* Short task *
Transcribe the records below exactly as they appear, omitting any pictures.

==== Records

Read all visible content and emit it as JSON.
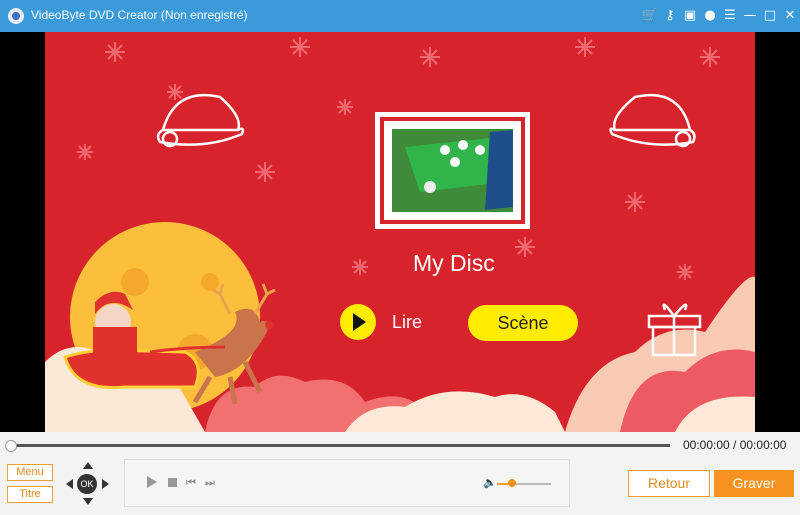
{
  "window": {
    "title": "VideoByte DVD Creator (Non enregistré)",
    "buttons": [
      "cart-icon",
      "key-icon",
      "save-icon",
      "chat-icon",
      "feedback-icon",
      "minimize-icon",
      "maximize-icon",
      "close-icon"
    ]
  },
  "menu_preview": {
    "disc_title": "My Disc",
    "play_label": "Lire",
    "scene_label": "Scène"
  },
  "playback": {
    "time": "00:00:00 / 00:00:00",
    "progress": 0,
    "volume": 0.3
  },
  "nav": {
    "menu_label": "Menu",
    "title_label": "Titre",
    "ok_label": "OK"
  },
  "actions": {
    "back_label": "Retour",
    "burn_label": "Graver"
  },
  "colors": {
    "titlebar": "#3b9ad9",
    "background_red": "#d7232b",
    "accent_orange": "#f79120",
    "button_yellow": "#ffec00"
  }
}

========

* Result for this task *
Read all visible content and emit it as JSON.
{
  "window": {
    "title": "VideoByte DVD Creator (Non enregistré)",
    "buttons": [
      "cart-icon",
      "key-icon",
      "save-icon",
      "chat-icon",
      "feedback-icon",
      "minimize-icon",
      "maximize-icon",
      "close-icon"
    ]
  },
  "menu_preview": {
    "disc_title": "My Disc",
    "play_label": "Lire",
    "scene_label": "Scène"
  },
  "playback": {
    "time": "00:00:00 / 00:00:00",
    "progress": 0,
    "volume": 0.3
  },
  "nav": {
    "menu_label": "Menu",
    "title_label": "Titre",
    "ok_label": "OK"
  },
  "actions": {
    "back_label": "Retour",
    "burn_label": "Graver"
  },
  "colors": {
    "titlebar": "#3b9ad9",
    "background_red": "#d7232b",
    "accent_orange": "#f79120",
    "button_yellow": "#ffec00"
  }
}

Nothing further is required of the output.